Given request -
Copy out each line that has "height" in it.

Information provided -
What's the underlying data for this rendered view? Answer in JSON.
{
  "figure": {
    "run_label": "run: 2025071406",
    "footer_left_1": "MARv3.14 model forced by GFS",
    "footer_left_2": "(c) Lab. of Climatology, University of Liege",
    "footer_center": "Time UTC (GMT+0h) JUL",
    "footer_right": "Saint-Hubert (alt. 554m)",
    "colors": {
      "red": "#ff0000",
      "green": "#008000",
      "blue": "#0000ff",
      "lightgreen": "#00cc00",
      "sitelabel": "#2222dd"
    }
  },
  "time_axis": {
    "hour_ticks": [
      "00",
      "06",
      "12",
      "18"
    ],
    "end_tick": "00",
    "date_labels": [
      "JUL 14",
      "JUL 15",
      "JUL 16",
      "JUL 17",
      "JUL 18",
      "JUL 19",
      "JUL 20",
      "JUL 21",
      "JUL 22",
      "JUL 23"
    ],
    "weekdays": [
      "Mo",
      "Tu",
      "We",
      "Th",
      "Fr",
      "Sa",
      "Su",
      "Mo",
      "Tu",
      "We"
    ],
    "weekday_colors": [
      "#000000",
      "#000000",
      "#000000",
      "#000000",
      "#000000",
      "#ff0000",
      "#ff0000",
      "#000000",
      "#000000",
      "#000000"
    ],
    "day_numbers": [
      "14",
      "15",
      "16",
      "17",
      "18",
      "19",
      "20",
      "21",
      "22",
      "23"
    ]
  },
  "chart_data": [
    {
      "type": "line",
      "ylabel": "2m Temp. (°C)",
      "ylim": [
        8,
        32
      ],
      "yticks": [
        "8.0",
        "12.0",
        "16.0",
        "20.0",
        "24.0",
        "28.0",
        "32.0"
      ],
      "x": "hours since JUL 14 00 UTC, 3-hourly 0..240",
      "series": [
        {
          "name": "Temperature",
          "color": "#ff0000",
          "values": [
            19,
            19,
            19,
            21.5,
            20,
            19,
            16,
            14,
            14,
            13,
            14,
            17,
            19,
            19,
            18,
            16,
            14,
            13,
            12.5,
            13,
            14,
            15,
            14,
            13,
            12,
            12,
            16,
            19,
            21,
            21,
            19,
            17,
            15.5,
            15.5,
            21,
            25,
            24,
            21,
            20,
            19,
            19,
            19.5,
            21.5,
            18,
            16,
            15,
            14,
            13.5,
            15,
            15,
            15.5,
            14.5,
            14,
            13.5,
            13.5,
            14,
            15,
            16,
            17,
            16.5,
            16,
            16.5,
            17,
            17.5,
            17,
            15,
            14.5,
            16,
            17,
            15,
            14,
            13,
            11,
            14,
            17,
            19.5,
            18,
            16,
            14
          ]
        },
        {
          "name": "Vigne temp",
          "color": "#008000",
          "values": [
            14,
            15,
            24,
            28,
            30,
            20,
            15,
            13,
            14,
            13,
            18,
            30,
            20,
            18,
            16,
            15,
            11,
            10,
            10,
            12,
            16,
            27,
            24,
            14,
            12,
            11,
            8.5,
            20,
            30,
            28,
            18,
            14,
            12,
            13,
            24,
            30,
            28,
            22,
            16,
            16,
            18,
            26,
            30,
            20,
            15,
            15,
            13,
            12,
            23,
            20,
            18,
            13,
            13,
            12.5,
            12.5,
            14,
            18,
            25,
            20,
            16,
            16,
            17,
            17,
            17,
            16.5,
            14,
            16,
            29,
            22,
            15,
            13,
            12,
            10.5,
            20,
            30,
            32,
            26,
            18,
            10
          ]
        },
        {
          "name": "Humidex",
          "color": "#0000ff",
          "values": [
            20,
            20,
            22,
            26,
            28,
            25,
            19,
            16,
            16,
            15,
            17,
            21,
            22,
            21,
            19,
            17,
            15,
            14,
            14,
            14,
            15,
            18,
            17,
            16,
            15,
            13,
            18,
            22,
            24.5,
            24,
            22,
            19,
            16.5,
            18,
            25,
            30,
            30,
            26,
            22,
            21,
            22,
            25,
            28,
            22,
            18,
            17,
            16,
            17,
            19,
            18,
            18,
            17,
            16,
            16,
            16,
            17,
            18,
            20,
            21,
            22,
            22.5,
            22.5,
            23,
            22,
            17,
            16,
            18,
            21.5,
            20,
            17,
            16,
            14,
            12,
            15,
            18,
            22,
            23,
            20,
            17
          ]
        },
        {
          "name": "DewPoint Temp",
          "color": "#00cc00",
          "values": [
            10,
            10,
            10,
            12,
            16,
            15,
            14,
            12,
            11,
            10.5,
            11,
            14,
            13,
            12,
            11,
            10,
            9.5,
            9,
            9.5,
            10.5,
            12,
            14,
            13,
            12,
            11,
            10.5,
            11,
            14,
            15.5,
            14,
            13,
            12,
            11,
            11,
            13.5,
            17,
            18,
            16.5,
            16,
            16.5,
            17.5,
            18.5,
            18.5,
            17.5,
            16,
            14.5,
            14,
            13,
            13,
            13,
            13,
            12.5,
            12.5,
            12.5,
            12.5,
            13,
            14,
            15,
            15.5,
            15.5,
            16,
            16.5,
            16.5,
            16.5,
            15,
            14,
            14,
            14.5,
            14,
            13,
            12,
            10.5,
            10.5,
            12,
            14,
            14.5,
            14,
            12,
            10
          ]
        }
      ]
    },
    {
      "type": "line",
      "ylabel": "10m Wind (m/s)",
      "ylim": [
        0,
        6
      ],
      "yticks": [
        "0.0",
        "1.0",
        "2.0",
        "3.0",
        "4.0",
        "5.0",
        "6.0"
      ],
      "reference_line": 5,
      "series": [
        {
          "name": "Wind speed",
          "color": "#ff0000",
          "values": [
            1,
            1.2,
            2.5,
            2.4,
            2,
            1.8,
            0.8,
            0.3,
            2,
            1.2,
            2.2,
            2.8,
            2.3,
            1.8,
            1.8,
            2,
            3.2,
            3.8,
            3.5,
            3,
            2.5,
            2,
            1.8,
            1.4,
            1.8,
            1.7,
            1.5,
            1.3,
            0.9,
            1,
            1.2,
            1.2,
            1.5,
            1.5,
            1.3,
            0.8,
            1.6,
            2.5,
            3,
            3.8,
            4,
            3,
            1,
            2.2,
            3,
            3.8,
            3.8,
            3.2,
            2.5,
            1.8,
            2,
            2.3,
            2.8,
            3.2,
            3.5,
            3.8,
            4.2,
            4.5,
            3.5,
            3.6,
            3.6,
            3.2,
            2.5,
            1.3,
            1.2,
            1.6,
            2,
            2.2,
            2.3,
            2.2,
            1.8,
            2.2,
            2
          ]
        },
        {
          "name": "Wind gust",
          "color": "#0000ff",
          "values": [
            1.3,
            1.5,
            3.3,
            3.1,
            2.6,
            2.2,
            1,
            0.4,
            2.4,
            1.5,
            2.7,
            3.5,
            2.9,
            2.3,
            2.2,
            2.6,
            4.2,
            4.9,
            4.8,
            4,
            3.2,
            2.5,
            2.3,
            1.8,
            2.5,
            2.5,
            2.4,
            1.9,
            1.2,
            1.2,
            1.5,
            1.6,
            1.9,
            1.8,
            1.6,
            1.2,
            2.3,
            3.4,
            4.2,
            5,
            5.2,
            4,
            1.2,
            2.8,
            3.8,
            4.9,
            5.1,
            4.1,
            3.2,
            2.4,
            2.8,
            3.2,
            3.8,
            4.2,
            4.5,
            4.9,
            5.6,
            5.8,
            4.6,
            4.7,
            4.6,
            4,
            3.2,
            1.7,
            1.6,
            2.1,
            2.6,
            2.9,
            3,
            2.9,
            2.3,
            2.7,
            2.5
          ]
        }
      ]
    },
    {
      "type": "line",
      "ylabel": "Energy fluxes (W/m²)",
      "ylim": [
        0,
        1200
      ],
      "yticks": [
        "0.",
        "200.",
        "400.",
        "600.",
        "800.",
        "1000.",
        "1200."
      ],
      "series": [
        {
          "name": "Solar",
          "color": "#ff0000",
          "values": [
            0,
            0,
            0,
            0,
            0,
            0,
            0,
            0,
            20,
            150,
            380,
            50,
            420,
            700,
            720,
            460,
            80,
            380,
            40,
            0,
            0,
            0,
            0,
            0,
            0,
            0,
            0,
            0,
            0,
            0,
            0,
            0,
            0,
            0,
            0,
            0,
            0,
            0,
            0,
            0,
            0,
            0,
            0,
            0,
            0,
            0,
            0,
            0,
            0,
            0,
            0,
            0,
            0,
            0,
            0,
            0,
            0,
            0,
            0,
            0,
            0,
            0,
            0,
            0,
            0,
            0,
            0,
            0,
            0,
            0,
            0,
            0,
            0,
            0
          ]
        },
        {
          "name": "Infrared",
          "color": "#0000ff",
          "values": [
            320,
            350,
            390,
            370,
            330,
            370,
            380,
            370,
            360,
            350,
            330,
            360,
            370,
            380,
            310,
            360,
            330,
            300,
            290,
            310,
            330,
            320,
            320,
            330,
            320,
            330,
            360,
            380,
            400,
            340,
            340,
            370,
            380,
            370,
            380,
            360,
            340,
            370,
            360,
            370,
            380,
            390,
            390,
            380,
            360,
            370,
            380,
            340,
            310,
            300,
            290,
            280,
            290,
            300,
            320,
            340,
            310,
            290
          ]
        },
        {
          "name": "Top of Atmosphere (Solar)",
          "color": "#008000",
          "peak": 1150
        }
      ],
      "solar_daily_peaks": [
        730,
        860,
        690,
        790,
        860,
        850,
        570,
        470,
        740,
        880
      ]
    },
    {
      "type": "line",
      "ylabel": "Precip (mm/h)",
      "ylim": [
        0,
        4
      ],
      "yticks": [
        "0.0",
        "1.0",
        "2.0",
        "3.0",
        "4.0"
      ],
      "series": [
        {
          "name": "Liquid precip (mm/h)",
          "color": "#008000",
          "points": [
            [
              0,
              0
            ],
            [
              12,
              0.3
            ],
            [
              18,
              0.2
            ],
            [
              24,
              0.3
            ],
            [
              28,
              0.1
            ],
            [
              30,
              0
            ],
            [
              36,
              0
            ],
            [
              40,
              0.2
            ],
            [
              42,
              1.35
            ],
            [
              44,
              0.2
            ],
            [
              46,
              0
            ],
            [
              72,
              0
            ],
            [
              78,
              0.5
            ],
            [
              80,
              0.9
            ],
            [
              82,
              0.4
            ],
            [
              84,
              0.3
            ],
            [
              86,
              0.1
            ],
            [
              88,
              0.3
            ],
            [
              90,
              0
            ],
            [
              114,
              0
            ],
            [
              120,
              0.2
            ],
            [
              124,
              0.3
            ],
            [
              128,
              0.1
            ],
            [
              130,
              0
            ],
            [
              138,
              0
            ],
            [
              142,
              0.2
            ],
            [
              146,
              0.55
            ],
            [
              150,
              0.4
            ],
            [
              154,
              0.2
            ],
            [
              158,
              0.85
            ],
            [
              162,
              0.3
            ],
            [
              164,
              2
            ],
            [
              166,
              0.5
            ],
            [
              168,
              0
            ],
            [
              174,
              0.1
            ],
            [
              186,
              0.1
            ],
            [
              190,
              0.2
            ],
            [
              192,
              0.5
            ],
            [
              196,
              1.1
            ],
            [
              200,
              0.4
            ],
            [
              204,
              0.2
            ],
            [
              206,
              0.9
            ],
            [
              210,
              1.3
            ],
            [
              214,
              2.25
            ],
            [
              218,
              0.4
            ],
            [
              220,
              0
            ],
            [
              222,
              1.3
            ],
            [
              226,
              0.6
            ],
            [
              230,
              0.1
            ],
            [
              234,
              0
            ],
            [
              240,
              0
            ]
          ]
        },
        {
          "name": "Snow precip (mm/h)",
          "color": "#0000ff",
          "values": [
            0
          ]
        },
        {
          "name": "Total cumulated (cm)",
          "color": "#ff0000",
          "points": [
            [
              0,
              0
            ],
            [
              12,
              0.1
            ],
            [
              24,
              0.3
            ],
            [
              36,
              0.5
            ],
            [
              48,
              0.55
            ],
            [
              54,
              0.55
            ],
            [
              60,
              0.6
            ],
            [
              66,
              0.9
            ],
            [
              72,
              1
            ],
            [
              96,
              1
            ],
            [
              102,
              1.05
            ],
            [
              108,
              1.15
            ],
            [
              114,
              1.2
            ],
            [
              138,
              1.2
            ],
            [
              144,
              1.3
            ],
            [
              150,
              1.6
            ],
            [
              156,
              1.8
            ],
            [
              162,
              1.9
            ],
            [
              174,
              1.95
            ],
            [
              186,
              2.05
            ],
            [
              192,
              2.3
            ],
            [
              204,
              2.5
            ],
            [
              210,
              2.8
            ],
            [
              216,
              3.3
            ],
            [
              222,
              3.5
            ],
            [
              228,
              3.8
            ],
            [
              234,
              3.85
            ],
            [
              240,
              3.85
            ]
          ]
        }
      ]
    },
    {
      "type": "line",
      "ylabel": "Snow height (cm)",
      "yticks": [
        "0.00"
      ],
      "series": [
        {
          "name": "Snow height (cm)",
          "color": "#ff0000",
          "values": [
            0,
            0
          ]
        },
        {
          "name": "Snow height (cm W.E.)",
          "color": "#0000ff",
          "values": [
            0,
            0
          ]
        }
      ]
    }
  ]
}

Output -
      "ylabel": "Snow height (cm)",
          "name": "Snow height (cm)",
          "name": "Snow height (cm W.E.)",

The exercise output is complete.